DOCUMENT EXCERPT:
::::::::
Why should random-seed be treated differently? It also writes to the filesystem.

FWIW, here's the current version of the patch, with commit message and error handling:

From b563f27f190ba105ed56fc626c12f510fe67cd60 Mon Sep 17 00:00:00 2001
From: Patrick Ohly <patrick.ohly@intel.com>
Date: Mon, 15 Feb 2016 15:10:48 +0100
Subject: [PATCH] machine-id-setup.c, random-seed.c: fsync new file content

Both /etc/machine-id and /var/lib/systemd/random-seed are critical
files where systemd should do its best to ensure that they get written
to disk properly. Explicitly calling fsync() helps with that.

In practice, this really makes a difference for the problem
described here:
https://sourceforge.net/p/linux-ima/mailman/message/34850685/
---
 src/core/machine-id-setup.c   | 3 +++
 src/random-seed/random-seed.c | 3 +++
 2 files changed, 6 insertions(+)

diff --git a/src/core/machine-id-setup.c b/src/core/machine-id-setup.c
index 145ba2a..1b14317 100644
--- a/src/core/machine-id-setup.c
+++ b/src/core/machine-id-setup.c
@@ -356,6 +356,9 @@ int machine_id_commit(const char *root) {
         if (r < 0)
::::::::
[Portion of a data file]
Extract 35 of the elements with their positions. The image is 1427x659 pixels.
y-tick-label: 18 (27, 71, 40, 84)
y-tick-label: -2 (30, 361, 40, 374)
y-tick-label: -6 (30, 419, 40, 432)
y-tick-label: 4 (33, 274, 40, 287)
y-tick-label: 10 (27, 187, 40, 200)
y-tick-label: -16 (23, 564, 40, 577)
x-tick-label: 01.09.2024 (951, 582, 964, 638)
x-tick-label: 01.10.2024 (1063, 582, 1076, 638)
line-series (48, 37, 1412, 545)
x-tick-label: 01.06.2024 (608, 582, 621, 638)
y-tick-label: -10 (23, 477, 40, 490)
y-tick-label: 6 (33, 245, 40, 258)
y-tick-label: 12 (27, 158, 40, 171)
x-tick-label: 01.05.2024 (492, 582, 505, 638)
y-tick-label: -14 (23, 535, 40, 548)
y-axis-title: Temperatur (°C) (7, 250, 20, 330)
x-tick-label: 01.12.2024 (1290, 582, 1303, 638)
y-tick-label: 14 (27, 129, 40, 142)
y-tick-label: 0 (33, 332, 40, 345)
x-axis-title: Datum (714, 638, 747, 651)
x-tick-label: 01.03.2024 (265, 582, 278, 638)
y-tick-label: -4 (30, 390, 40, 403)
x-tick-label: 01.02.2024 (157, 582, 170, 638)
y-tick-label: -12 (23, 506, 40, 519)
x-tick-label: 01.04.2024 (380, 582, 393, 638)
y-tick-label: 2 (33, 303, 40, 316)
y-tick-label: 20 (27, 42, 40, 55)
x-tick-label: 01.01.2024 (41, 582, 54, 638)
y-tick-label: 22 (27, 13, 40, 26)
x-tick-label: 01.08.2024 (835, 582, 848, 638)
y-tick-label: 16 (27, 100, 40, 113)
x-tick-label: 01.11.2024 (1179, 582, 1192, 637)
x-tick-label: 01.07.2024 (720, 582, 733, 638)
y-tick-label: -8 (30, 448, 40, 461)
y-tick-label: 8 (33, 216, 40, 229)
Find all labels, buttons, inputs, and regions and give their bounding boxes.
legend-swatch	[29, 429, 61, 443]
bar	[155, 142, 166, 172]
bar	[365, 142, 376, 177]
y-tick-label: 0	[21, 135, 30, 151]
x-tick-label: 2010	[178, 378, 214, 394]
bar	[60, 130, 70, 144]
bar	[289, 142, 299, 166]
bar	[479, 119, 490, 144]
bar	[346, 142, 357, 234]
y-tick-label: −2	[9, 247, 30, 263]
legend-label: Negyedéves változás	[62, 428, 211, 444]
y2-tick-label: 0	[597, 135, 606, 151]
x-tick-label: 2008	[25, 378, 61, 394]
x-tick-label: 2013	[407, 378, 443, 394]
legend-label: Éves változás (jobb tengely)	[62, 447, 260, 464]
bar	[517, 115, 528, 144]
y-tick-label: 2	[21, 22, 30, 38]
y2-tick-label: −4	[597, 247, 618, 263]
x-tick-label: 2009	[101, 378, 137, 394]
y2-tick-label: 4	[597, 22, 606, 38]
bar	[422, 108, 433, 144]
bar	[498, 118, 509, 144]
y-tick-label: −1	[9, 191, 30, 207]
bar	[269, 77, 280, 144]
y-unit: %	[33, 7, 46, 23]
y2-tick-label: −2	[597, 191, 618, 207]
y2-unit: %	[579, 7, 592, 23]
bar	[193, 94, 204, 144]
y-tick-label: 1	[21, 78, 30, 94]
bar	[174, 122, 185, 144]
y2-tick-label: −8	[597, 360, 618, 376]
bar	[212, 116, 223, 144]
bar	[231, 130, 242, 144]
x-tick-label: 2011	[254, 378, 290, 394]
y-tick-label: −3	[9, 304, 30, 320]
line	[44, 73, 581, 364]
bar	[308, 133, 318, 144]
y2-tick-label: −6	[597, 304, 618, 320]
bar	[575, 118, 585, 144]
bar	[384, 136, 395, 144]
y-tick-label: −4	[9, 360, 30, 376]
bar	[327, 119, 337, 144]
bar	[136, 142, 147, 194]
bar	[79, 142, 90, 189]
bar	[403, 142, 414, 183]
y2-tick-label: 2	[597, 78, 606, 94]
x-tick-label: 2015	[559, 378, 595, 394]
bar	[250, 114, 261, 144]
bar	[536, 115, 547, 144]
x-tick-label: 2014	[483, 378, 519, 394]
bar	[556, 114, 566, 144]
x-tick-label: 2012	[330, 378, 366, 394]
::::::::
TASKS TO COMPLETE:
[1] Do these statements agree with the patch excerpt? Answer yes or no for each, and quote the words from the text that decide it.
(a) The patch changes three files.
(b) The patch is dated in February 2016.
(c) The commit message says that calling fsync() explicitly helps get the files written to disk properly.
[2] Reproduce the passage of the patch excerpt that begins at the words "Both /etc/machine-id and" and ends with the words "helps with that.".

ANSWERS TO THE EXERCISE:
[1]
(a) No: "2 files changed, 6 insertions(+)"
(b) Yes: "Date: Mon, 15 Feb 2016 15:10:48 +0100"
(c) Yes: "systemd should do its best to ensure that they get written to disk properly. Explicitly calling fsync() helps with that."

[2]
Both /etc/machine-id and /var/lib/systemd/random-seed are critical
files where systemd should do its best to ensure that they get written
to disk properly. Explicitly calling fsync() helps with that.